Which lines include the word "using"? Copy each of them.

Dataset rows about figures

==========

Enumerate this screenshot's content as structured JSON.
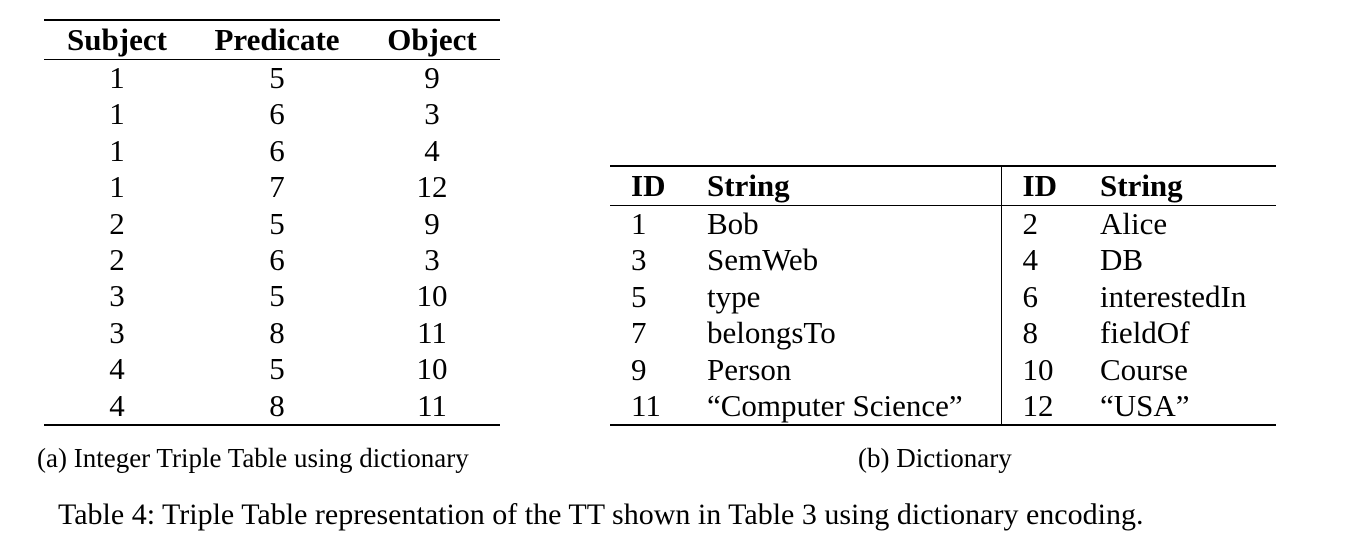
{
  "triple_table": {
    "headers": [
      "Subject",
      "Predicate",
      "Object"
    ],
    "rows": [
      [
        "1",
        "5",
        "9"
      ],
      [
        "1",
        "6",
        "3"
      ],
      [
        "1",
        "6",
        "4"
      ],
      [
        "1",
        "7",
        "12"
      ],
      [
        "2",
        "5",
        "9"
      ],
      [
        "2",
        "6",
        "3"
      ],
      [
        "3",
        "5",
        "10"
      ],
      [
        "3",
        "8",
        "11"
      ],
      [
        "4",
        "5",
        "10"
      ],
      [
        "4",
        "8",
        "11"
      ]
    ],
    "caption": "(a) Integer Triple Table using dictionary"
  },
  "dictionary": {
    "headers": [
      "ID",
      "String",
      "ID",
      "String"
    ],
    "rows": [
      [
        "1",
        "Bob",
        "2",
        "Alice"
      ],
      [
        "3",
        "SemWeb",
        "4",
        "DB"
      ],
      [
        "5",
        "type",
        "6",
        "interestedIn"
      ],
      [
        "7",
        "belongsTo",
        "8",
        "fieldOf"
      ],
      [
        "9",
        "Person",
        "10",
        "Course"
      ],
      [
        "11",
        "“Computer Science”",
        "12",
        "“USA”"
      ]
    ],
    "caption": "(b) Dictionary"
  },
  "main_caption": "Table 4: Triple Table representation of the TT shown in Table 3 using dictionary encoding."
}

==========

■ **EXERCISE RESULT**:
    "caption": "(a) Integer Triple Table using dictionary"
  "main_caption": "Table 4: Triple Table representation of the TT shown in Table 3 using dictionary encoding."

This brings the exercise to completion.